### Dataset excerpts:

--- BEGIN ---

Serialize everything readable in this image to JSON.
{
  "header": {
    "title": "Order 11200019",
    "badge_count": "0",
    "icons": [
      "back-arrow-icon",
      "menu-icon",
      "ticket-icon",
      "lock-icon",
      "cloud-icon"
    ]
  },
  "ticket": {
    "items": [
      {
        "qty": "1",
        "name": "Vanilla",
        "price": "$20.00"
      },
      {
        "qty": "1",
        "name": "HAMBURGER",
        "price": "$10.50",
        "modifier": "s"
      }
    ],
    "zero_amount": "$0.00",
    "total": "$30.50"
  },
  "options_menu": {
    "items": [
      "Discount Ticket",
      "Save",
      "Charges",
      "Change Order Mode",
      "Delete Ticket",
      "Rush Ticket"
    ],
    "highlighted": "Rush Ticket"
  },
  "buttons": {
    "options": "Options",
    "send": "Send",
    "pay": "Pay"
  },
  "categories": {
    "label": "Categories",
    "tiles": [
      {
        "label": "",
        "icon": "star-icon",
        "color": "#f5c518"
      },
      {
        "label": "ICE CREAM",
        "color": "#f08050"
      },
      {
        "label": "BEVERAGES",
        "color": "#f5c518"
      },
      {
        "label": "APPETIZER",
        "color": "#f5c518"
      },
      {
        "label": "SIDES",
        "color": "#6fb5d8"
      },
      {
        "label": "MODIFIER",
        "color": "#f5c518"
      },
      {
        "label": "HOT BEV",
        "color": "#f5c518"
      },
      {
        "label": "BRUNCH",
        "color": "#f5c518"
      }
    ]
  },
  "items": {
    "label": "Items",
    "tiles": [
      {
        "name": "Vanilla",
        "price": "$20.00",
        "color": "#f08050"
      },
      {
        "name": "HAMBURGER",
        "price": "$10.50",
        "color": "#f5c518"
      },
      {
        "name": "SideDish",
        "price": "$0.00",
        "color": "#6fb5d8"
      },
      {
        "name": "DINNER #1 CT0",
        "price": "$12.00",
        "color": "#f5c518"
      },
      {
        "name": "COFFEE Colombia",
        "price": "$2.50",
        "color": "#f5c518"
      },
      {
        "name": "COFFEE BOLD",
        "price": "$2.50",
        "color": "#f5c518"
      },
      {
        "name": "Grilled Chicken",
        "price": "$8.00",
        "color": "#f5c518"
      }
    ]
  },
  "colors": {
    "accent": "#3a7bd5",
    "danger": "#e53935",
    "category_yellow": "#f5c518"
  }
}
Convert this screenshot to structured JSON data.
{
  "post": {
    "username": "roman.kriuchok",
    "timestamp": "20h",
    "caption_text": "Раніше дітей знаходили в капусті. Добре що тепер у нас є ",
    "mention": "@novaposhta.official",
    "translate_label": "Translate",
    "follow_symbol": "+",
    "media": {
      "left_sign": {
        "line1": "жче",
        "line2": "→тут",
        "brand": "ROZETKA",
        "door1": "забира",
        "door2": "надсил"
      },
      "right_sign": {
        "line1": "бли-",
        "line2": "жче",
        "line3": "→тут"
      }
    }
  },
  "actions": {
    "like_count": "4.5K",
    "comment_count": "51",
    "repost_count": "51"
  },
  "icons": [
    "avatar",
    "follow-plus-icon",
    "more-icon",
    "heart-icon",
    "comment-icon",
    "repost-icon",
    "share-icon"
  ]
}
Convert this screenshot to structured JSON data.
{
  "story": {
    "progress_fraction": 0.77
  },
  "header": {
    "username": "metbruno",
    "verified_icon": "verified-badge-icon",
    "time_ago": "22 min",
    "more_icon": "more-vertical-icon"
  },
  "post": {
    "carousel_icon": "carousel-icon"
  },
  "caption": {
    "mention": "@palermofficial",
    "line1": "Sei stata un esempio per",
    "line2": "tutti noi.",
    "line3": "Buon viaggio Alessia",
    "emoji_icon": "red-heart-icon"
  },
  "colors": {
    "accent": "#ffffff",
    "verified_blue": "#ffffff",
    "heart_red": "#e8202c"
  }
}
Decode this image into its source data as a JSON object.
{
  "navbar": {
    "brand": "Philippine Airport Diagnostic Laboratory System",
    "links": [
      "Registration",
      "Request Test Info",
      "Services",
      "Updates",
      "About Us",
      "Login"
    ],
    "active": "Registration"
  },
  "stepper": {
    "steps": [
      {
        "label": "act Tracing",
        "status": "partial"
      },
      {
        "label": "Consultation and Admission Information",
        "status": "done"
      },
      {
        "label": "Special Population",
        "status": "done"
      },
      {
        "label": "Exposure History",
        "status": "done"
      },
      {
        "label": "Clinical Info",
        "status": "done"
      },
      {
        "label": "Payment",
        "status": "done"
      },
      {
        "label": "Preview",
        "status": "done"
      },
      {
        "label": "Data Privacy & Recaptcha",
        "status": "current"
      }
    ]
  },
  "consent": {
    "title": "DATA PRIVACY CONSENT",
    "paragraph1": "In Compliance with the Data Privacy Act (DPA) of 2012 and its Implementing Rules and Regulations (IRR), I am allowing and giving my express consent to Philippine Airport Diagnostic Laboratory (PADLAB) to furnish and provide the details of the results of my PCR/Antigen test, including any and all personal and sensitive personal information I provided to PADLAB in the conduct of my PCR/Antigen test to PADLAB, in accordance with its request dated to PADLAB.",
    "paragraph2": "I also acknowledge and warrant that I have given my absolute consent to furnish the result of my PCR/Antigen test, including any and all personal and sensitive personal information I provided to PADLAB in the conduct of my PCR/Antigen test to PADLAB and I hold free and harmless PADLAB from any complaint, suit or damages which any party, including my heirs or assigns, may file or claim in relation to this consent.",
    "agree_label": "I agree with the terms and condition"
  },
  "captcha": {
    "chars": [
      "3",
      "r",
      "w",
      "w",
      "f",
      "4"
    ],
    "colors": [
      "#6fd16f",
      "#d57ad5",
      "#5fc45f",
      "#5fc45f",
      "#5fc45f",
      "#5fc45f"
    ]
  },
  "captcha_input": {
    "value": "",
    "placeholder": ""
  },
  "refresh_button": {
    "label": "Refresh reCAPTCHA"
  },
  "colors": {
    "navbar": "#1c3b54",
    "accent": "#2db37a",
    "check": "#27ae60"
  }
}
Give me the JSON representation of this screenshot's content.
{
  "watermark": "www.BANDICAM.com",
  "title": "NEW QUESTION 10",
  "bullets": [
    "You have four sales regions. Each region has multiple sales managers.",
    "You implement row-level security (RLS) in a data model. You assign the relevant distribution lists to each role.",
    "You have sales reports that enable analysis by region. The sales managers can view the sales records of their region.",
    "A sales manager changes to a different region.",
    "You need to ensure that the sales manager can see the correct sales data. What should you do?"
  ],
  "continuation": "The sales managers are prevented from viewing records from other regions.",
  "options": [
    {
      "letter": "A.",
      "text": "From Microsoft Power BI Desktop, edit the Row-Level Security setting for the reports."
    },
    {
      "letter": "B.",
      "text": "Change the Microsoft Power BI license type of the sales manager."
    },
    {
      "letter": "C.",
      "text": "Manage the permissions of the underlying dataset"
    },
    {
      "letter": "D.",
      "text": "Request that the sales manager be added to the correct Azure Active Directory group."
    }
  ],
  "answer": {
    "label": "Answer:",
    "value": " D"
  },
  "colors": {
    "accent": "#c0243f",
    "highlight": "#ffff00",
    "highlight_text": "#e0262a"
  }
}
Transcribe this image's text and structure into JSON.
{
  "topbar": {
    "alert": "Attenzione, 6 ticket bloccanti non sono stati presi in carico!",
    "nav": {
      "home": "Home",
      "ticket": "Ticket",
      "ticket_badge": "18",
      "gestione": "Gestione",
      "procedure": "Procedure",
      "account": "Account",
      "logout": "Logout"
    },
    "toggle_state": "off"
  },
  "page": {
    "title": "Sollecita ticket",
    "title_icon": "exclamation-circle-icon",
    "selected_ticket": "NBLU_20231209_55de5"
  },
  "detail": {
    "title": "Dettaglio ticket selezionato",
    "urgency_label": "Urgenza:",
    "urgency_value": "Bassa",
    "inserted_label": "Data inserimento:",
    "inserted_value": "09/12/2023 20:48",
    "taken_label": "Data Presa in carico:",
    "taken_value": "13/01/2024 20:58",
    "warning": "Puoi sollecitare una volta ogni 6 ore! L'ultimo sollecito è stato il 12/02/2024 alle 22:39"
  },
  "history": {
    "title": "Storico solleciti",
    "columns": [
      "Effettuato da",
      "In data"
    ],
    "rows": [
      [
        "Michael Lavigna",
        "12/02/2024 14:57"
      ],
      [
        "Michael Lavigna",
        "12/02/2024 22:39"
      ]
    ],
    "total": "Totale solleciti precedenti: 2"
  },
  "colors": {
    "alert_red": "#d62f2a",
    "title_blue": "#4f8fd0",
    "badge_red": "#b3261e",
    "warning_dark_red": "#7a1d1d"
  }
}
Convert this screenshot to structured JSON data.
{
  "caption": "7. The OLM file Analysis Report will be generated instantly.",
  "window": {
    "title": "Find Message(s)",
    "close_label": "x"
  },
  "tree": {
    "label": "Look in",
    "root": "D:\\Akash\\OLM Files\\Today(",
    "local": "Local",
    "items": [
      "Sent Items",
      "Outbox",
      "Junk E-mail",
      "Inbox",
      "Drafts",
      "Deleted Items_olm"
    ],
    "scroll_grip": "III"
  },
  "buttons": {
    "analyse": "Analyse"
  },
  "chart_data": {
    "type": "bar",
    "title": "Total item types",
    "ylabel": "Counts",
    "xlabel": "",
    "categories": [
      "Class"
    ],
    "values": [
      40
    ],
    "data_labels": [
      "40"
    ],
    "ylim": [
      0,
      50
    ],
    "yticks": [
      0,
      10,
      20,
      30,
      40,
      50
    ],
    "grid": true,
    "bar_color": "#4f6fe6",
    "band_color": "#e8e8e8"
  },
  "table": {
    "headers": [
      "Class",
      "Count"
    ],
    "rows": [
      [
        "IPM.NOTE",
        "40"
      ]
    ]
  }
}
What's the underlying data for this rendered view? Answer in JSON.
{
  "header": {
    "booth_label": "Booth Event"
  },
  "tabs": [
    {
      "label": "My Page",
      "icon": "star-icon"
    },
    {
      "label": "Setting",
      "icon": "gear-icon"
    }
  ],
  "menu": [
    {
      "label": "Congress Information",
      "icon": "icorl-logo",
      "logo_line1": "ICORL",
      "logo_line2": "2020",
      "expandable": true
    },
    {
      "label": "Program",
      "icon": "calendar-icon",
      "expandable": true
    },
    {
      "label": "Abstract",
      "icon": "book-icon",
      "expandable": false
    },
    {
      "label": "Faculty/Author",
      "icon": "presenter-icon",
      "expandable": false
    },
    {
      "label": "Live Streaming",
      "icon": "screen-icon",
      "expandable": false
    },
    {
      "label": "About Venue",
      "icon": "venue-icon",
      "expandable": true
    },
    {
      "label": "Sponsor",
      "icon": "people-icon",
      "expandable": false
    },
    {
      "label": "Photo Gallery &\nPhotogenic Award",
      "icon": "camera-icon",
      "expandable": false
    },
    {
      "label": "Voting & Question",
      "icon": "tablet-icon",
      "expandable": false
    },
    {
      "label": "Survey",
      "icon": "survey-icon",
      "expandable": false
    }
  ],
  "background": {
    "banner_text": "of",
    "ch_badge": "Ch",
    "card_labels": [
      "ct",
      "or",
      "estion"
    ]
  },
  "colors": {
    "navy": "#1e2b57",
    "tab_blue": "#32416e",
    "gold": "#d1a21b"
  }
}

--- END ---

### AIM:
Of the lines above, copy each that contains "accent".

### PROBLEM SOLUTION:
    "accent": "#3a7bd5",
    "accent": "#ffffff",
    "accent": "#2db37a",
    "accent": "#c0243f",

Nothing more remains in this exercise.